Work to be completed
Search the material below for the string "khác" and list each line that holds it.

[Stored items]
══════════
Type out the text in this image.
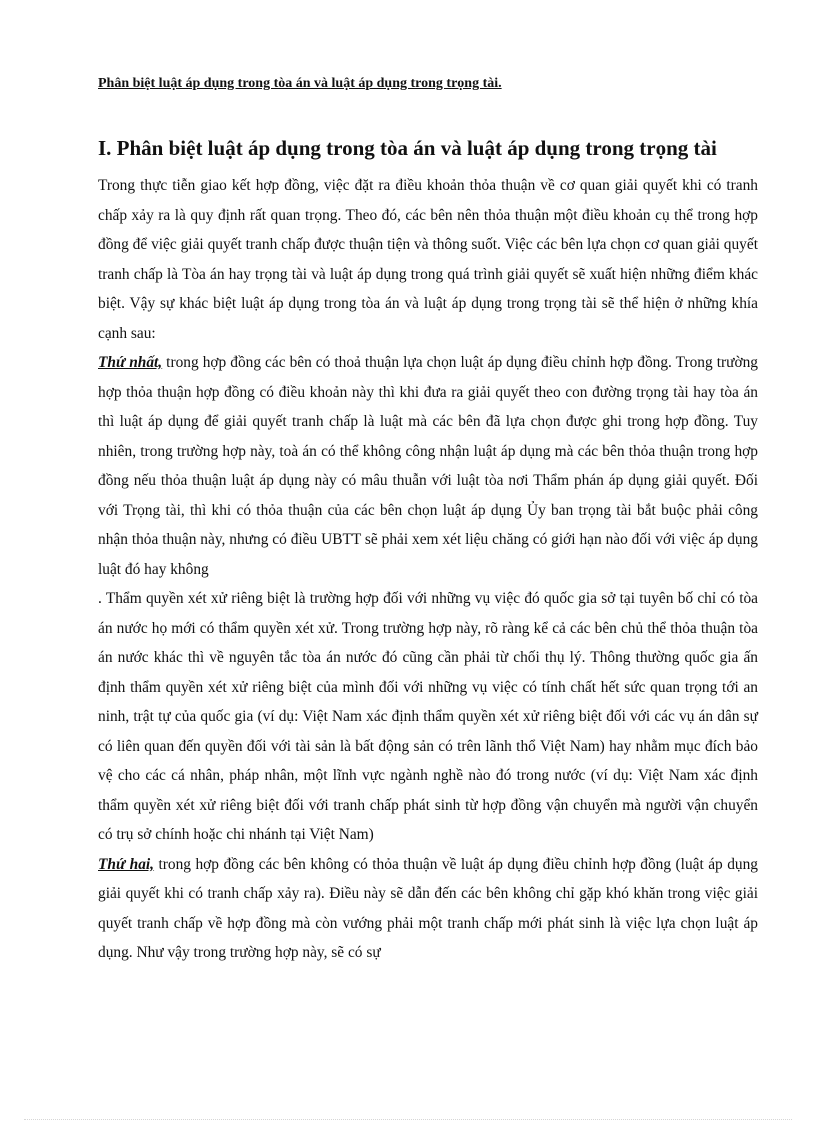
Phân biệt luật áp dụng trong tòa án và luật áp dụng trong trọng tài.
I. Phân biệt luật áp dụng trong tòa án và luật áp dụng trong trọng tài

Trong thực tiễn giao kết hợp đồng, việc đặt ra điều khoản thỏa thuận về cơ quan giải quyết khi có tranh chấp xảy ra là quy định rất quan trọng. Theo đó, các bên nên thỏa thuận một điều khoản cụ thể trong hợp đồng để việc giải quyết tranh chấp được thuận tiện và thông suốt. Việc các bên lựa chọn cơ quan giải quyết tranh chấp là Tòa án hay trọng tài và luật áp dụng trong quá trình giải quyết sẽ xuất hiện những điểm khác biệt. Vậy sự khác biệt luật áp dụng trong tòa án và luật áp dụng trong trọng tài sẽ thể hiện ở những khía cạnh sau:

Thứ nhất, trong hợp đồng các bên có thoả thuận lựa chọn luật áp dụng điều chỉnh hợp đồng. Trong trường hợp thỏa thuận hợp đồng có điều khoản này thì khi đưa ra giải quyết theo con đường trọng tài hay tòa án thì luật áp dụng để giải quyết tranh chấp là luật mà các bên đã lựa chọn được ghi trong hợp đồng. Tuy nhiên, trong trường hợp này, toà án có thể không công nhận luật áp dụng mà các bên thỏa thuận trong hợp đồng nếu thỏa thuận luật áp dụng này có mâu thuẫn với luật tòa nơi Thẩm phán áp dụng giải quyết. Đối với Trọng tài, thì khi có thỏa thuận của các bên chọn luật áp dụng Ủy ban trọng tài bắt buộc phải công nhận thỏa thuận này, nhưng có điều UBTT sẽ phải xem xét liệu chăng có giới hạn nào đối với việc áp dụng luật đó hay không

. Thẩm quyền xét xử riêng biệt là trường hợp đối với những vụ việc đó quốc gia sở tại tuyên bố chỉ có tòa án nước họ mới có thẩm quyền xét xử. Trong trường hợp này, rõ ràng kể cả các bên chủ thể thỏa thuận tòa án nước khác thì về nguyên tắc tòa án nước đó cũng cần phải từ chối thụ lý. Thông thường quốc gia ấn định thẩm quyền xét xử riêng biệt của mình đối với những vụ việc có tính chất hết sức quan trọng tới an ninh, trật tự của quốc gia (ví dụ: Việt Nam xác định thẩm quyền xét xử riêng biệt đối với các vụ án dân sự có liên quan đến quyền đối với tài sản là bất động sản có trên lãnh thổ Việt Nam) hay nhằm mục đích bảo vệ cho các cá nhân, pháp nhân, một lĩnh vực ngành nghề nào đó trong nước (ví dụ: Việt Nam xác định thẩm quyền xét xử riêng biệt đối với tranh chấp phát sinh từ hợp đồng vận chuyển mà người vận chuyển có trụ sở chính hoặc chi nhánh tại Việt Nam)

Thứ hai, trong hợp đồng các bên không có thỏa thuận về luật áp dụng điều chỉnh hợp đồng (luật áp dụng giải quyết khi có tranh chấp xảy ra). Điều này sẽ dẫn đến các bên không chỉ gặp khó khăn trong việc giải quyết tranh chấp về hợp đồng mà còn vướng phải một tranh chấp mới phát sinh là việc lựa chọn luật áp dụng. Như vậy trong trường hợp này, sẽ có sự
══════════
Full solution
Trong thực tiễn giao kết hợp đồng, việc đặt ra điều khoản thỏa thuận về cơ quan giải quyết khi có tranh chấp xảy ra là quy định rất quan trọng. Theo đó, các bên nên thỏa thuận một điều khoản cụ thể trong hợp đồng để việc giải quyết tranh chấp được thuận tiện và thông suốt. Việc các bên lựa chọn cơ quan giải quyết tranh chấp là Tòa án hay trọng tài và luật áp dụng trong quá trình giải quyết sẽ xuất hiện những điểm khác biệt. Vậy sự khác biệt luật áp dụng trong tòa án và luật áp dụng trong trọng tài sẽ thể hiện ở những khía cạnh sau:
. Thẩm quyền xét xử riêng biệt là trường hợp đối với những vụ việc đó quốc gia sở tại tuyên bố chỉ có tòa án nước họ mới có thẩm quyền xét xử. Trong trường hợp này, rõ ràng kể cả các bên chủ thể thỏa thuận tòa án nước khác thì về nguyên tắc tòa án nước đó cũng cần phải từ chối thụ lý. Thông thường quốc gia ấn định thẩm quyền xét xử riêng biệt của mình đối với những vụ việc có tính chất hết sức quan trọng tới an ninh, trật tự của quốc gia (ví dụ: Việt Nam xác định thẩm quyền xét xử riêng biệt đối với các vụ án dân sự có liên quan đến quyền đối với tài sản là bất động sản có trên lãnh thổ Việt Nam) hay nhằm mục đích bảo vệ cho các cá nhân, pháp nhân, một lĩnh vực ngành nghề nào đó trong nước (ví dụ: Việt Nam xác định thẩm quyền xét xử riêng biệt đối với tranh chấp phát sinh từ hợp đồng vận chuyển mà người vận chuyển có trụ sở chính hoặc chi nhánh tại Việt Nam)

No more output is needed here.